Saved data entries
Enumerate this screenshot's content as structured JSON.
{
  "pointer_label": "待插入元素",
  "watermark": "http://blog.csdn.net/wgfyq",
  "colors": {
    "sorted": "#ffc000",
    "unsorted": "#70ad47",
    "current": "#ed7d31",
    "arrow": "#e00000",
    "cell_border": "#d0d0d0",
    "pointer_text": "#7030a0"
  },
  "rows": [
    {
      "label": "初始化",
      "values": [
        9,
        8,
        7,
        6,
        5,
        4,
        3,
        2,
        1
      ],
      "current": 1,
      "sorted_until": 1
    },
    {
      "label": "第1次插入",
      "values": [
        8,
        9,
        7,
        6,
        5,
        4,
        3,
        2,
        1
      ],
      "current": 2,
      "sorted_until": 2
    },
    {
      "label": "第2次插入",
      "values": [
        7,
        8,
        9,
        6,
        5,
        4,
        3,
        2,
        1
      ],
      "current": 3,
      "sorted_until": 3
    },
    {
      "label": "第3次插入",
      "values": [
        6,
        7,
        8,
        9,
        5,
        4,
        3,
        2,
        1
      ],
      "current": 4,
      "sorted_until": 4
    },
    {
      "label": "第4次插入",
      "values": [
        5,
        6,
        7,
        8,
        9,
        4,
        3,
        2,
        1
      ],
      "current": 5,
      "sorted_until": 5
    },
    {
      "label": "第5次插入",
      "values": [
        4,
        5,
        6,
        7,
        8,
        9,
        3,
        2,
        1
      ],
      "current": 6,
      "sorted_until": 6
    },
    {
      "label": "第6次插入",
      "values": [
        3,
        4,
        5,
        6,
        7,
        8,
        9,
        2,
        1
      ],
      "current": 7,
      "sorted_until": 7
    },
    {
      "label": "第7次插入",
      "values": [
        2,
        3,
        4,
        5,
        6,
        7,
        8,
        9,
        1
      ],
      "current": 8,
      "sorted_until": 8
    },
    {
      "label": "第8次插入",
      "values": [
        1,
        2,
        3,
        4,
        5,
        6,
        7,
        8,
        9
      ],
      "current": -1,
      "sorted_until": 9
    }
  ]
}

What you need to do
Write out the whole listing exactly.

Solution
Enumerate this screenshot's content as structured JSON.
{
  "pointer_label": "待插入元素",
  "watermark": "http://blog.csdn.net/wgfyq",
  "colors": {
    "sorted": "#ffc000",
    "unsorted": "#70ad47",
    "current": "#ed7d31",
    "arrow": "#e00000",
    "cell_border": "#d0d0d0",
    "pointer_text": "#7030a0"
  },
  "rows": [
    {
      "label": "初始化",
      "values": [
        9,
        8,
        7,
        6,
        5,
        4,
        3,
        2,
        1
      ],
      "current": 1,
      "sorted_until": 1
    },
    {
      "label": "第1次插入",
      "values": [
        8,
        9,
        7,
        6,
        5,
        4,
        3,
        2,
        1
      ],
      "current": 2,
      "sorted_until": 2
    },
    {
      "label": "第2次插入",
      "values": [
        7,
        8,
        9,
        6,
        5,
        4,
        3,
        2,
        1
      ],
      "current": 3,
      "sorted_until": 3
    },
    {
      "label": "第3次插入",
      "values": [
        6,
        7,
        8,
        9,
        5,
        4,
        3,
        2,
        1
      ],
      "current": 4,
      "sorted_until": 4
    },
    {
      "label": "第4次插入",
      "values": [
        5,
        6,
        7,
        8,
        9,
        4,
        3,
        2,
        1
      ],
      "current": 5,
      "sorted_until": 5
    },
    {
      "label": "第5次插入",
      "values": [
        4,
        5,
        6,
        7,
        8,
        9,
        3,
        2,
        1
      ],
      "current": 6,
      "sorted_until": 6
    },
    {
      "label": "第6次插入",
      "values": [
        3,
        4,
        5,
        6,
        7,
        8,
        9,
        2,
        1
      ],
      "current": 7,
      "sorted_until": 7
    },
    {
      "label": "第7次插入",
      "values": [
        2,
        3,
        4,
        5,
        6,
        7,
        8,
        9,
        1
      ],
      "current": 8,
      "sorted_until": 8
    },
    {
      "label": "第8次插入",
      "values": [
        1,
        2,
        3,
        4,
        5,
        6,
        7,
        8,
        9
      ],
      "current": -1,
      "sorted_until": 9
    }
  ]
}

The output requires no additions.